Stored data entries
## START

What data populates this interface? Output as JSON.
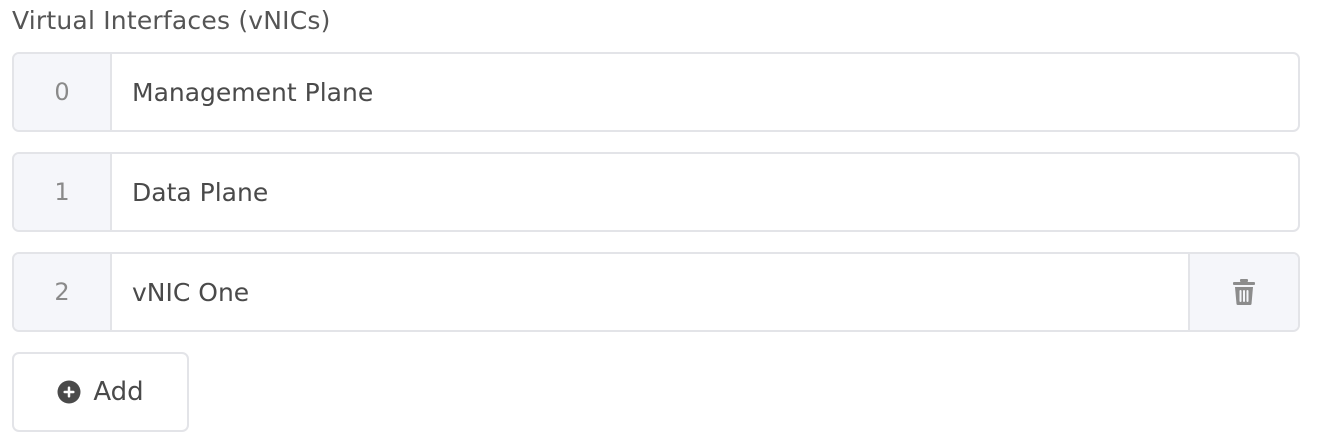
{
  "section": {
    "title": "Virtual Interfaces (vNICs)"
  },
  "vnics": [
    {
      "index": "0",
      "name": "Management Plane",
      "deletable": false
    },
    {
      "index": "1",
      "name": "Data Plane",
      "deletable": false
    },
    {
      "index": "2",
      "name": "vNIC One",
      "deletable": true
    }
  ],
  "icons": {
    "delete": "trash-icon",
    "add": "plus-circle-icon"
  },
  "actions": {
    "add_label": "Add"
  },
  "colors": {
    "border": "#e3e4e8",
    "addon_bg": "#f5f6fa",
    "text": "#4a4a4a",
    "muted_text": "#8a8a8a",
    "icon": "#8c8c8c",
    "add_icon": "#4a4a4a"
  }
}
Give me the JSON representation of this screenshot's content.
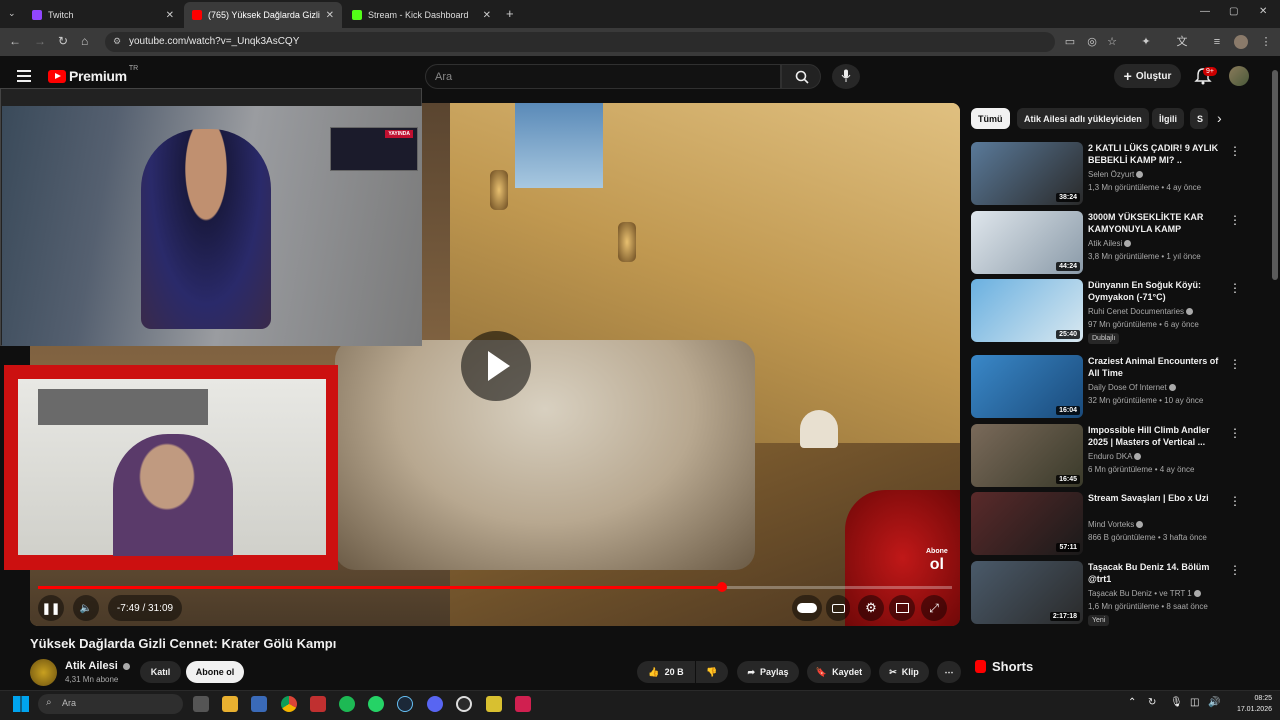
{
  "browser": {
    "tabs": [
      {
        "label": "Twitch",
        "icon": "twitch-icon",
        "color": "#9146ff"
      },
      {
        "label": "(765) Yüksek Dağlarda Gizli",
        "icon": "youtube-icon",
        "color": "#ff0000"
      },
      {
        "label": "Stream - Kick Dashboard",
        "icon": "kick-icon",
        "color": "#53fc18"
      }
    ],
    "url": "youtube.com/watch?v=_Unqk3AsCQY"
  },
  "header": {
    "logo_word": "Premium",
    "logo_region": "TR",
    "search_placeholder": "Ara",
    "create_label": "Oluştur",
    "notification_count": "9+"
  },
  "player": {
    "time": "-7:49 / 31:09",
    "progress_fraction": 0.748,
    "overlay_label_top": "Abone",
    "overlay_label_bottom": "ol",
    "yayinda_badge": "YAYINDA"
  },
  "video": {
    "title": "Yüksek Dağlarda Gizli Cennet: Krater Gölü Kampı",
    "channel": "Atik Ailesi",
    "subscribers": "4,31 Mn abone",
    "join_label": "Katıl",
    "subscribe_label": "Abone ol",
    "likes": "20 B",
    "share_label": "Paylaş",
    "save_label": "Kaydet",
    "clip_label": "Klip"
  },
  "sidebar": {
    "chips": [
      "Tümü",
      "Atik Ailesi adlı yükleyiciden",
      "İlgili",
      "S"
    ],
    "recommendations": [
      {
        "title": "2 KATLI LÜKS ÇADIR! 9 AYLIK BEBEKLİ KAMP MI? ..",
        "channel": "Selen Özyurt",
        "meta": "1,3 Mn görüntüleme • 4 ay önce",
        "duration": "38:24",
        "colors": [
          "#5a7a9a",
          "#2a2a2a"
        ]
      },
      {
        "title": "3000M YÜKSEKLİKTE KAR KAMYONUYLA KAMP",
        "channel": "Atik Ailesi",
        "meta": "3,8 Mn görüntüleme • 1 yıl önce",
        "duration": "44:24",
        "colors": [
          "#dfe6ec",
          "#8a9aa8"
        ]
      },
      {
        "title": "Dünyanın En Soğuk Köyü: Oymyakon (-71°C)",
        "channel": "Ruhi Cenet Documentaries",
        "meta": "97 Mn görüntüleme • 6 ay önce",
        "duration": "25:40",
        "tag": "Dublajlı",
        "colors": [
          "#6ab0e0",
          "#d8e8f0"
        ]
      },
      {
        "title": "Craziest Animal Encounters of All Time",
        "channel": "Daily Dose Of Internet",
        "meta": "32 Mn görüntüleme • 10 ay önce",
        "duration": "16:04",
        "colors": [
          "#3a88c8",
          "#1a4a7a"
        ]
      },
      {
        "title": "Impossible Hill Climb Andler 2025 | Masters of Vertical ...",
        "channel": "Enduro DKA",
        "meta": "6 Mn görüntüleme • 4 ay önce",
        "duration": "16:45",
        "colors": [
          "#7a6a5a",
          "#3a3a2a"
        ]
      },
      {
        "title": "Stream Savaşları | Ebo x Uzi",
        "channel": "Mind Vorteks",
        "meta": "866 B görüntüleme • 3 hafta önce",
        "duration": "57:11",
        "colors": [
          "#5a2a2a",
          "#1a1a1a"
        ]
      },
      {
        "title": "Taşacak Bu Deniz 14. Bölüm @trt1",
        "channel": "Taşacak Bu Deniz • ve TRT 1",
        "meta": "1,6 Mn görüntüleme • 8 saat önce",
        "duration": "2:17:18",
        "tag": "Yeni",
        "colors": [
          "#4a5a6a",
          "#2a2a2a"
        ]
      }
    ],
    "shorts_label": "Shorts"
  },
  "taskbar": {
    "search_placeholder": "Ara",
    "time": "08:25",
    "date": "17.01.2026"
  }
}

## END
## START

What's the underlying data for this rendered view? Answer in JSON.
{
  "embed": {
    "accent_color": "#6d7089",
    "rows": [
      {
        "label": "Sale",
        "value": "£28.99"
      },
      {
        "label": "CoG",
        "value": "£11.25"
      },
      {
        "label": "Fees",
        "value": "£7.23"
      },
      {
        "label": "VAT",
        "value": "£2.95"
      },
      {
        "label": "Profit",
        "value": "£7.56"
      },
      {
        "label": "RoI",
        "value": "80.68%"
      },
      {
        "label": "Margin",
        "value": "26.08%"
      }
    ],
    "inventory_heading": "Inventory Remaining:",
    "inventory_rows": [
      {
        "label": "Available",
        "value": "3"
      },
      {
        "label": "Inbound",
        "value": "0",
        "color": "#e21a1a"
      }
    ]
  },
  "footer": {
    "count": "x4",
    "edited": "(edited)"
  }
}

## END

• [Problem to solve] Go over the data above and copy every line that has the word "önce" in it.

• [Task solution]
        "meta": "1,3 Mn görüntüleme • 4 ay önce",
        "meta": "3,8 Mn görüntüleme • 1 yıl önce",
        "meta": "97 Mn görüntüleme • 6 ay önce",
        "meta": "32 Mn görüntüleme • 10 ay önce",
        "meta": "6 Mn görüntüleme • 4 ay önce",
        "meta": "866 B görüntüleme • 3 hafta önce",
        "meta": "1,6 Mn görüntüleme • 8 saat önce",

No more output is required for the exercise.